## [WHAT IS NEEDED]
Find every line below that contains the word "selling" and copy it out.
======== DATA FOR THIS EXERCISE
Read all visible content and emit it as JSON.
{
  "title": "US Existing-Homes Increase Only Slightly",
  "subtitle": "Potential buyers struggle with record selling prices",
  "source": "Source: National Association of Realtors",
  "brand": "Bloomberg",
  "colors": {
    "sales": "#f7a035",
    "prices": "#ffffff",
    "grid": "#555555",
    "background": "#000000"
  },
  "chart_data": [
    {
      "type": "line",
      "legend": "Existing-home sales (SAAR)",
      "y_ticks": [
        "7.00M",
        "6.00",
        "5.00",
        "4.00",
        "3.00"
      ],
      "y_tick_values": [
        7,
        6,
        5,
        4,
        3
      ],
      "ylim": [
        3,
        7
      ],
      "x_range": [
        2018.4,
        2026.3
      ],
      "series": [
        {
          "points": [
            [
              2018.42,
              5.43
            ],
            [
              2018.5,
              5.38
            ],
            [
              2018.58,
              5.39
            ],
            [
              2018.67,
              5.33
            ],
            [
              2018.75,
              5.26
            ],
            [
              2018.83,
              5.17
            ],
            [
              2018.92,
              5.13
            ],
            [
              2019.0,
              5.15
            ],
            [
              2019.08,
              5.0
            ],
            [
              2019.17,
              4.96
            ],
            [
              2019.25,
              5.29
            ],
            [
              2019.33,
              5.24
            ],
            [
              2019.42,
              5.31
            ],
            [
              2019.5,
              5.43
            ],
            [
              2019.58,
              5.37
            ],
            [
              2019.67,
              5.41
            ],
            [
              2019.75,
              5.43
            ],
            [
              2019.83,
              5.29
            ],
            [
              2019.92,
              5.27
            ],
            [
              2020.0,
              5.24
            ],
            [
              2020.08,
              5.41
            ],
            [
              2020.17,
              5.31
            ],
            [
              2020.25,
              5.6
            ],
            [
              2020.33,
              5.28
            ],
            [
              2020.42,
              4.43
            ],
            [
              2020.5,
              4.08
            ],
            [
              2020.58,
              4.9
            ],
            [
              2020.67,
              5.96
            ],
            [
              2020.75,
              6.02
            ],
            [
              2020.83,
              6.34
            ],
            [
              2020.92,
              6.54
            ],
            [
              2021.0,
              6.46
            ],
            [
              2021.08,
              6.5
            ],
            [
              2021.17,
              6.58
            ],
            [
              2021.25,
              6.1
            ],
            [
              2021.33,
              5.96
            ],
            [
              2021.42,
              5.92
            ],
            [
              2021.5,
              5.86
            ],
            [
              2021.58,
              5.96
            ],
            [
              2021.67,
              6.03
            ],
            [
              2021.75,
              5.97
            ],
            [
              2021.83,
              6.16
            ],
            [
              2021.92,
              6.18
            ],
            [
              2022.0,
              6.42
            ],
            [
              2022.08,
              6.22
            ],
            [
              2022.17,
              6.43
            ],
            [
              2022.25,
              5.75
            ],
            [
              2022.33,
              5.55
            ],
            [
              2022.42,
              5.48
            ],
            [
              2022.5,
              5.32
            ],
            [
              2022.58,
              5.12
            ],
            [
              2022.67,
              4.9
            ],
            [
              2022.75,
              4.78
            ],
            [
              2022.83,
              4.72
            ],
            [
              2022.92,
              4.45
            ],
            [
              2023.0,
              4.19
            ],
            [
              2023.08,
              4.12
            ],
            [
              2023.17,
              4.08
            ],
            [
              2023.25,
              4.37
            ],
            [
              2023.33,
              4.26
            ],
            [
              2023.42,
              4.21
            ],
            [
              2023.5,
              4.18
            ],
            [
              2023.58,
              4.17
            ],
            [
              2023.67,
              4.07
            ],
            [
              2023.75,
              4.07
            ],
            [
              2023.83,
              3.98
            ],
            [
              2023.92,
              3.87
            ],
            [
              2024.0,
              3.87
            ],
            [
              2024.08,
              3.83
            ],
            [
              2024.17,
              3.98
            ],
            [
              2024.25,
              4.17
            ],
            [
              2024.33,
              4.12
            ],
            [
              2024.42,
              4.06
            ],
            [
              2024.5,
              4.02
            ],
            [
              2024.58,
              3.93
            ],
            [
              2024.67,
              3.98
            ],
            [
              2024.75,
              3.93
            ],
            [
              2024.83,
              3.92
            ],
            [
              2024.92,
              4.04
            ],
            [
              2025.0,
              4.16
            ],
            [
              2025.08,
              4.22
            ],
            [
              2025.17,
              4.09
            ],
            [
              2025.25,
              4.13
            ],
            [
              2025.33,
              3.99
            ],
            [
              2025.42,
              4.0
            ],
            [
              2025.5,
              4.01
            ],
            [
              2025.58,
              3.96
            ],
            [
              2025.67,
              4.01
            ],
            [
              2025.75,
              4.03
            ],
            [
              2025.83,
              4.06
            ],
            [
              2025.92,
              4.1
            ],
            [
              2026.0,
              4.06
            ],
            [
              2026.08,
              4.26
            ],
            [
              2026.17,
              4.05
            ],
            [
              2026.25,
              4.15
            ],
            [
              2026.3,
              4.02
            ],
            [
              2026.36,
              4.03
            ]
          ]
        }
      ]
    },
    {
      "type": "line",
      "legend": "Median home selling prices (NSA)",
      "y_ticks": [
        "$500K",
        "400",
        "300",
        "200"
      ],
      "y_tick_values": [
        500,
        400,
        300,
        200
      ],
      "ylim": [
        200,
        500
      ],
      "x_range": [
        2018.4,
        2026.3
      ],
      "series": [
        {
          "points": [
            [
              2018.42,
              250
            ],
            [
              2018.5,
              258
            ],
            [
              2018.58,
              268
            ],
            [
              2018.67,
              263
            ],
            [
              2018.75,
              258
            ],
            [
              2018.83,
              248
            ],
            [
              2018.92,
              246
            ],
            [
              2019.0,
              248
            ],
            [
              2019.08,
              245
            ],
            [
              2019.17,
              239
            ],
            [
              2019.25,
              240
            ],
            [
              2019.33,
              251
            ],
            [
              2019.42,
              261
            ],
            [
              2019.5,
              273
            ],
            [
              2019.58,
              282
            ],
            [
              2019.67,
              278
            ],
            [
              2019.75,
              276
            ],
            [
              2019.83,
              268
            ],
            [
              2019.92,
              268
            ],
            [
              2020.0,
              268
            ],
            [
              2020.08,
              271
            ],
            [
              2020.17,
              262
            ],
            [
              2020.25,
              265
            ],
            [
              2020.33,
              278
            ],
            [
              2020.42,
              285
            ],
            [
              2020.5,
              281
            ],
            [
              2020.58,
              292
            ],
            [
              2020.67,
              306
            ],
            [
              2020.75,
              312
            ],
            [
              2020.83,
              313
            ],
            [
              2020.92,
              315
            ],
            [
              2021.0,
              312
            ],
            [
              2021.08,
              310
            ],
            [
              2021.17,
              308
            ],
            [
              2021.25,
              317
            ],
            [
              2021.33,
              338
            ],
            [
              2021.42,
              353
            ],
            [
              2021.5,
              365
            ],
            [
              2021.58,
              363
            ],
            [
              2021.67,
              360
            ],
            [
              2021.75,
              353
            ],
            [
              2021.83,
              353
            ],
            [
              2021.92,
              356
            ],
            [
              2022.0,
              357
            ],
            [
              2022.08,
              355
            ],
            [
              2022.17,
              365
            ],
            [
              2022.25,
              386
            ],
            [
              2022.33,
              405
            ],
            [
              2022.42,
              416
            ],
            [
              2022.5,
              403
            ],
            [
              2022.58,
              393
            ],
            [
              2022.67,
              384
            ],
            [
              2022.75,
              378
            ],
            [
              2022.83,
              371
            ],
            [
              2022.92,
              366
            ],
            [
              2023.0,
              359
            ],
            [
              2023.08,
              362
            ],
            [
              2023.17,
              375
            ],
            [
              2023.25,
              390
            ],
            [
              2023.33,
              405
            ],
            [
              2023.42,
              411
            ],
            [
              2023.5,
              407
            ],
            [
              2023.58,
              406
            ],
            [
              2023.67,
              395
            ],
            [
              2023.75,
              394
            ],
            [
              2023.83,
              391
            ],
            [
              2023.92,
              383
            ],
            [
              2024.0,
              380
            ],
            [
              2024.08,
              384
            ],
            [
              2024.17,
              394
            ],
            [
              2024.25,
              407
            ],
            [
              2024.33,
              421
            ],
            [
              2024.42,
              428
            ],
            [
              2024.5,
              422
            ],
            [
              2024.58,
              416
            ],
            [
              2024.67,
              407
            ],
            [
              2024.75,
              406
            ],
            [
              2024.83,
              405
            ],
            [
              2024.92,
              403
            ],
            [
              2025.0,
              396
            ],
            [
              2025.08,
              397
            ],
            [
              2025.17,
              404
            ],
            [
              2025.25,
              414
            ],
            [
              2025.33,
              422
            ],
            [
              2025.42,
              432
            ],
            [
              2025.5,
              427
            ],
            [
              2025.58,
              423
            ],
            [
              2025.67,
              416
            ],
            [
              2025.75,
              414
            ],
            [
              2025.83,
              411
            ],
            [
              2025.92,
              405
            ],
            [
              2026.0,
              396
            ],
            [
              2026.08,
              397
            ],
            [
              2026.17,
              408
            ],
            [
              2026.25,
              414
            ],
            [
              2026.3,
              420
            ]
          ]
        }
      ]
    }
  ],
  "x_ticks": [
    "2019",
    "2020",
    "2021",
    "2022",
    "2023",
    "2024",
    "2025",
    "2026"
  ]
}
================
## [ANSWER FOR THIS EXERCISE]
  "subtitle": "Potential buyers struggle with record selling prices",
      "legend": "Median home selling prices (NSA)",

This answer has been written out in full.